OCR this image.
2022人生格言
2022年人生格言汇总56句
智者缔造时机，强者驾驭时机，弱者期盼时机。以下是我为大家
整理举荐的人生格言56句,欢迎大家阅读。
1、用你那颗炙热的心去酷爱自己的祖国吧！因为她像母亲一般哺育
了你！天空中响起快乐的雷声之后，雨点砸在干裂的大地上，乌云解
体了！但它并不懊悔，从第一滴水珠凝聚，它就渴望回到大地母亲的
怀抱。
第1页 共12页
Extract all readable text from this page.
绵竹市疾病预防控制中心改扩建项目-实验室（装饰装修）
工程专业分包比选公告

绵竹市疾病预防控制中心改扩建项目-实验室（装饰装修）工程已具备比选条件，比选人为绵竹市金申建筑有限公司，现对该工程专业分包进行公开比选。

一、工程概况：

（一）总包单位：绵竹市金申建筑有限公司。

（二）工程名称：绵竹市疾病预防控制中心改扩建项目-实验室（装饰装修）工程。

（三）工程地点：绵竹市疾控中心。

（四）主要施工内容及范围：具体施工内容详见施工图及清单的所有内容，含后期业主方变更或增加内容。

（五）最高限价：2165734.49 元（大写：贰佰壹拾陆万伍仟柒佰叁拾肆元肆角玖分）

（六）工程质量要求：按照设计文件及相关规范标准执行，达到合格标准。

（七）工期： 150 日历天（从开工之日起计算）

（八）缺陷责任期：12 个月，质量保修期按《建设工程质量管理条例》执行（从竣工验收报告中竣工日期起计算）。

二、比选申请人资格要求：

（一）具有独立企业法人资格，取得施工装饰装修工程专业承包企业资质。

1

-*-*-

> **YOUR TASK**
Copy out the data shown above without altering anything.

> **PROBLEM SOLUTION**
OCR this image.
2022人生格言
2022年人生格言汇总56句
智者缔造时机，强者驾驭时机，弱者期盼时机。以下是我为大家
整理举荐的人生格言56句,欢迎大家阅读。
1、用你那颗炙热的心去酷爱自己的祖国吧！因为她像母亲一般哺育
了你！天空中响起快乐的雷声之后，雨点砸在干裂的大地上，乌云解
体了！但它并不懊悔，从第一滴水珠凝聚，它就渴望回到大地母亲的
怀抱。
第1页 共12页
Extract all readable text from this page.
绵竹市疾病预防控制中心改扩建项目-实验室（装饰装修）
工程专业分包比选公告

绵竹市疾病预防控制中心改扩建项目-实验室（装饰装修）工程已具备比选条件，比选人为绵竹市金申建筑有限公司，现对该工程专业分包进行公开比选。

一、工程概况：

（一）总包单位：绵竹市金申建筑有限公司。

（二）工程名称：绵竹市疾病预防控制中心改扩建项目-实验室（装饰装修）工程。

（三）工程地点：绵竹市疾控中心。

（四）主要施工内容及范围：具体施工内容详见施工图及清单的所有内容，含后期业主方变更或增加内容。

（五）最高限价：2165734.49 元（大写：贰佰壹拾陆万伍仟柒佰叁拾肆元肆角玖分）

（六）工程质量要求：按照设计文件及相关规范标准执行，达到合格标准。

（七）工期： 150 日历天（从开工之日起计算）

（八）缺陷责任期：12 个月，质量保修期按《建设工程质量管理条例》执行（从竣工验收报告中竣工日期起计算）。

二、比选申请人资格要求：

（一）具有独立企业法人资格，取得施工装饰装修工程专业承包企业资质。

1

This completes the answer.